───── Stored records
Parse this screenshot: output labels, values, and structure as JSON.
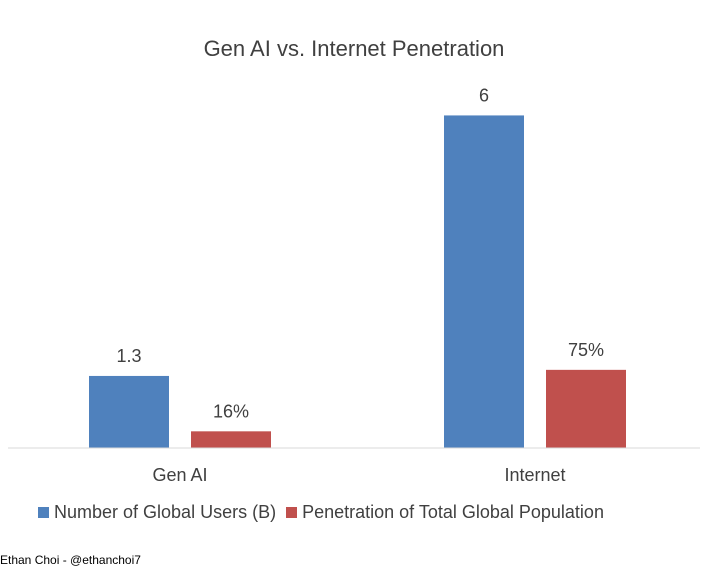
{
  "chart_data": {
    "type": "bar",
    "title": "Gen AI vs. Internet Penetration",
    "categories": [
      "Gen AI",
      "Internet"
    ],
    "series": [
      {
        "name": "Number of Global Users (B)",
        "color": "#4F81BD",
        "values": [
          1.3,
          6
        ],
        "labels": [
          "1.3",
          "6"
        ]
      },
      {
        "name": "Penetration of Total Global Population",
        "color": "#C0504D",
        "values": [
          0.16,
          0.75
        ],
        "labels": [
          "16%",
          "75%"
        ]
      }
    ],
    "xlabel": "",
    "ylabel": "",
    "ylim": [
      0,
      7
    ],
    "grid": false,
    "legend_position": "bottom"
  },
  "credit": "Ethan Choi - @ethanchoi7"
}
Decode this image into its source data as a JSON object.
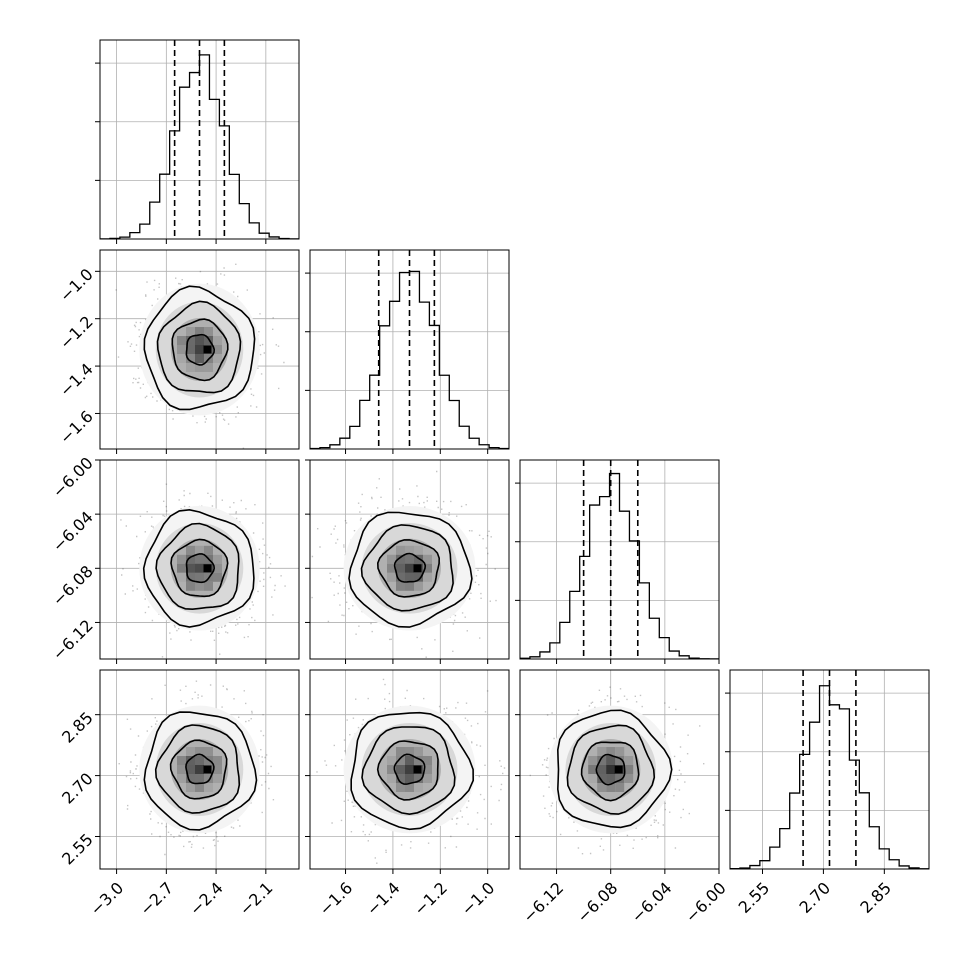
──────────
**What is required**
Write out the listing above again, exactly, but with no pictures in the copy.

**Exercise answer**
Parse this screenshot: output labels, values, and structure as JSON.
{
  "chart_data": {
    "type": "bar",
    "title": "Gen AI vs. Internet Penetration",
    "categories": [
      "Gen AI",
      "Internet"
    ],
    "series": [
      {
        "name": "Number of Global Users (B)",
        "color": "#4F81BD",
        "values": [
          1.3,
          6
        ],
        "labels": [
          "1.3",
          "6"
        ]
      },
      {
        "name": "Penetration of Total Global Population",
        "color": "#C0504D",
        "values": [
          0.16,
          0.75
        ],
        "labels": [
          "16%",
          "75%"
        ]
      }
    ],
    "xlabel": "",
    "ylabel": "",
    "ylim": [
      0,
      7
    ],
    "grid": false,
    "legend_position": "bottom"
  },
  "credit": "Ethan Choi - @ethanchoi7"
}
Decode this image into its source data as a JSON object.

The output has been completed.